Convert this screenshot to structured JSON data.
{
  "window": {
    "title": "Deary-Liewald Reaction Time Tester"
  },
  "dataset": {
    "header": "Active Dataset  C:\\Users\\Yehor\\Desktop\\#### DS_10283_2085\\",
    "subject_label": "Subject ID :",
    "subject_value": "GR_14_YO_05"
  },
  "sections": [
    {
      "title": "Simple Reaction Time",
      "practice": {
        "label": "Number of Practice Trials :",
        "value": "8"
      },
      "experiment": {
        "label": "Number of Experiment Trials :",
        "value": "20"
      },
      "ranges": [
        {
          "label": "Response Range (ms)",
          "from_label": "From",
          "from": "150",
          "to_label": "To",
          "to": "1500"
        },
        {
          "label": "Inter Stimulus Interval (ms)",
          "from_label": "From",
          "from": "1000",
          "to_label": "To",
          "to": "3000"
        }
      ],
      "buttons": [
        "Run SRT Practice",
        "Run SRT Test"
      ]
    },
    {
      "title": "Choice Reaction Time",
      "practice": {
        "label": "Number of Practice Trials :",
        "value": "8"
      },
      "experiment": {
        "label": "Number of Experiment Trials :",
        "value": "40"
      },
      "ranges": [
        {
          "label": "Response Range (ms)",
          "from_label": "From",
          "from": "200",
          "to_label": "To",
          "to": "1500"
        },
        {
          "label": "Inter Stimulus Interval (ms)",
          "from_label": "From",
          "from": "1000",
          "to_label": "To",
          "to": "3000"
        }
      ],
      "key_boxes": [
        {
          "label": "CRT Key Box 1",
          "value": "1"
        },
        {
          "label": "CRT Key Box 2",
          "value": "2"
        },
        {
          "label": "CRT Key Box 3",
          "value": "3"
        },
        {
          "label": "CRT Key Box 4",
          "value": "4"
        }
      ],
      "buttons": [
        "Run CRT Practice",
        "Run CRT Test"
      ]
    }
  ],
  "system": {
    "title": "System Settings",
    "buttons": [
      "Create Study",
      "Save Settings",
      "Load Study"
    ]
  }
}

□ □ □

> **Short task**
Restate every record exactly, leaving nothing out.

> **The reply**
Convert this screenshot to structured JSON data.
{
  "window": {
    "title": "Deary-Liewald Reaction Time Tester"
  },
  "dataset": {
    "header": "Active Dataset  C:\\Users\\Yehor\\Desktop\\#### DS_10283_2085\\",
    "subject_label": "Subject ID :",
    "subject_value": "GR_14_YO_05"
  },
  "sections": [
    {
      "title": "Simple Reaction Time",
      "practice": {
        "label": "Number of Practice Trials :",
        "value": "8"
      },
      "experiment": {
        "label": "Number of Experiment Trials :",
        "value": "20"
      },
      "ranges": [
        {
          "label": "Response Range (ms)",
          "from_label": "From",
          "from": "150",
          "to_label": "To",
          "to": "1500"
        },
        {
          "label": "Inter Stimulus Interval (ms)",
          "from_label": "From",
          "from": "1000",
          "to_label": "To",
          "to": "3000"
        }
      ],
      "buttons": [
        "Run SRT Practice",
        "Run SRT Test"
      ]
    },
    {
      "title": "Choice Reaction Time",
      "practice": {
        "label": "Number of Practice Trials :",
        "value": "8"
      },
      "experiment": {
        "label": "Number of Experiment Trials :",
        "value": "40"
      },
      "ranges": [
        {
          "label": "Response Range (ms)",
          "from_label": "From",
          "from": "200",
          "to_label": "To",
          "to": "1500"
        },
        {
          "label": "Inter Stimulus Interval (ms)",
          "from_label": "From",
          "from": "1000",
          "to_label": "To",
          "to": "3000"
        }
      ],
      "key_boxes": [
        {
          "label": "CRT Key Box 1",
          "value": "1"
        },
        {
          "label": "CRT Key Box 2",
          "value": "2"
        },
        {
          "label": "CRT Key Box 3",
          "value": "3"
        },
        {
          "label": "CRT Key Box 4",
          "value": "4"
        }
      ],
      "buttons": [
        "Run CRT Practice",
        "Run CRT Test"
      ]
    }
  ],
  "system": {
    "title": "System Settings",
    "buttons": [
      "Create Study",
      "Save Settings",
      "Load Study"
    ]
  }
}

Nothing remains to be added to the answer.